**The problem**
Return each line containing "JSON".

**Input for this task**
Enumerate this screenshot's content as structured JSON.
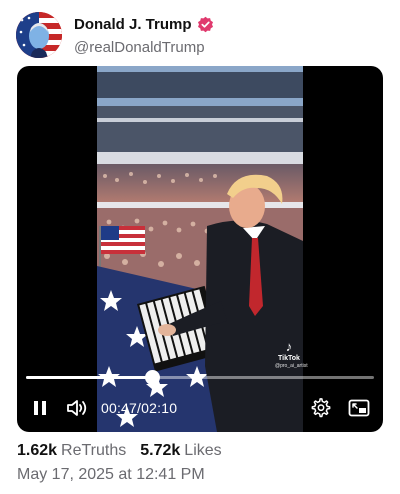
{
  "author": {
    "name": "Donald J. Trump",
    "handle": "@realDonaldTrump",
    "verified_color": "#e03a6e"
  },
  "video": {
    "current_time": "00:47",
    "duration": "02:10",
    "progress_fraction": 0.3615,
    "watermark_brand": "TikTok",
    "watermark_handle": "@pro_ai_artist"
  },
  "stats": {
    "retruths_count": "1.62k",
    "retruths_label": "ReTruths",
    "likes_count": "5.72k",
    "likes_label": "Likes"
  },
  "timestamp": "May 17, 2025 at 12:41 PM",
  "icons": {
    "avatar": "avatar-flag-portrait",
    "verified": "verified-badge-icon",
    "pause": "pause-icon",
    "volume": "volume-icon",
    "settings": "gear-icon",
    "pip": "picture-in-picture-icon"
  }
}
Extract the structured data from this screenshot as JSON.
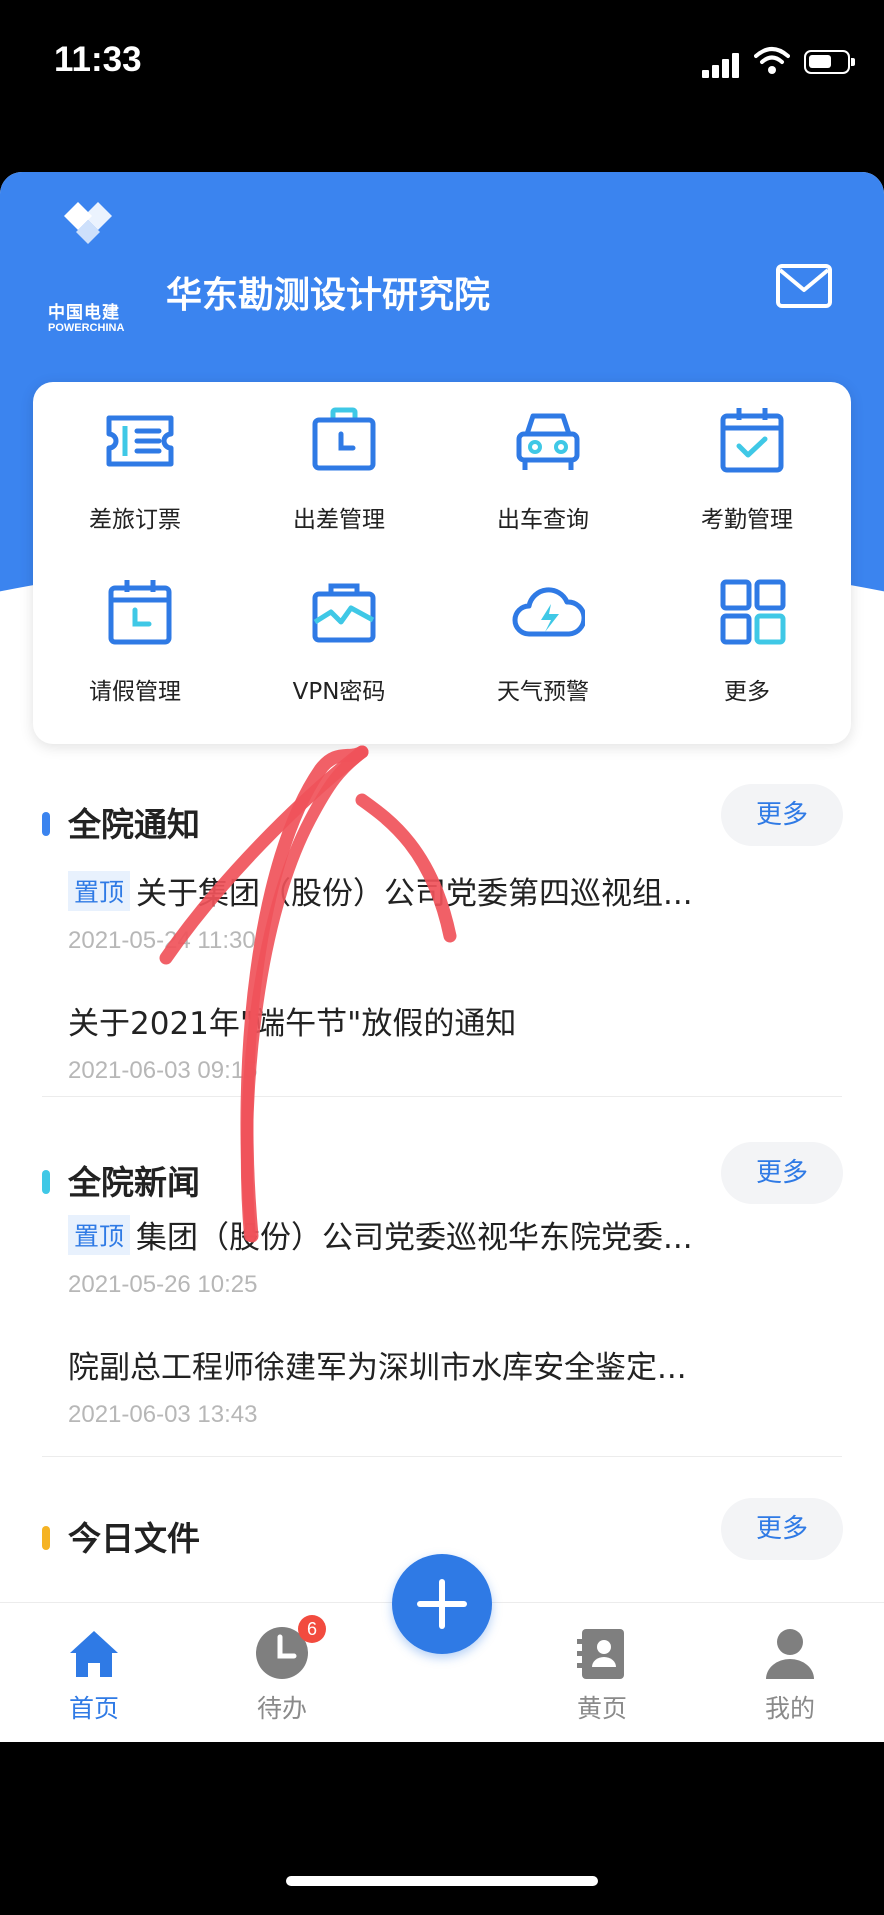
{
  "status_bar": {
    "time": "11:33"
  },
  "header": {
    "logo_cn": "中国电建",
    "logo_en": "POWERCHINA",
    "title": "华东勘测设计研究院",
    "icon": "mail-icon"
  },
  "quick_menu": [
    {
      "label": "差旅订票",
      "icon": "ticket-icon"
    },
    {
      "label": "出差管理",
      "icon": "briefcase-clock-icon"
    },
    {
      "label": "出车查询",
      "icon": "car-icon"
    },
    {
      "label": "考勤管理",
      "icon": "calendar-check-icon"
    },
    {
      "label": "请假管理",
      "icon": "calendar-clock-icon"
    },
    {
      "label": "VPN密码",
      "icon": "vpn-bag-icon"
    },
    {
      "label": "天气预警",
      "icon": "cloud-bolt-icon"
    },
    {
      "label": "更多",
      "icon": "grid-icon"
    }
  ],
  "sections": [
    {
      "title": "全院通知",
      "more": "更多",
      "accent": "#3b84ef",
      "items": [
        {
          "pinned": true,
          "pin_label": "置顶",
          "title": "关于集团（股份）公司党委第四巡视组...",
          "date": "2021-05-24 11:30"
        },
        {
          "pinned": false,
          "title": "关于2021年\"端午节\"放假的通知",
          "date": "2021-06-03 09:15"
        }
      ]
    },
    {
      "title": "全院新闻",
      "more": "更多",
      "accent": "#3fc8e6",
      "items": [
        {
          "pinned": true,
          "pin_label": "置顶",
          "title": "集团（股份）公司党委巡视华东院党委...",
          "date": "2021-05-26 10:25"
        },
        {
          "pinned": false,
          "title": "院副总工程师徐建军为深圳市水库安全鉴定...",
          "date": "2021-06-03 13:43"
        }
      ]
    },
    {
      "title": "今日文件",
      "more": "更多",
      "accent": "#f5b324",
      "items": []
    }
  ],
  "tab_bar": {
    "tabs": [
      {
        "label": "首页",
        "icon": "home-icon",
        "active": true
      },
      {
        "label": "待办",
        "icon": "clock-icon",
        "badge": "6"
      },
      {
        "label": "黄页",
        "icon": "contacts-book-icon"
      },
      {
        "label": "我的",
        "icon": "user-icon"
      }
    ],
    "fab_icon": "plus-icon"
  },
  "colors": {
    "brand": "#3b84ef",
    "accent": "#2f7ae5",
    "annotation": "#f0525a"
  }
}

**Answer to the exercise**
Enumerate this screenshot's content as structured JSON.
Extract the structured data from this screenshot as JSON.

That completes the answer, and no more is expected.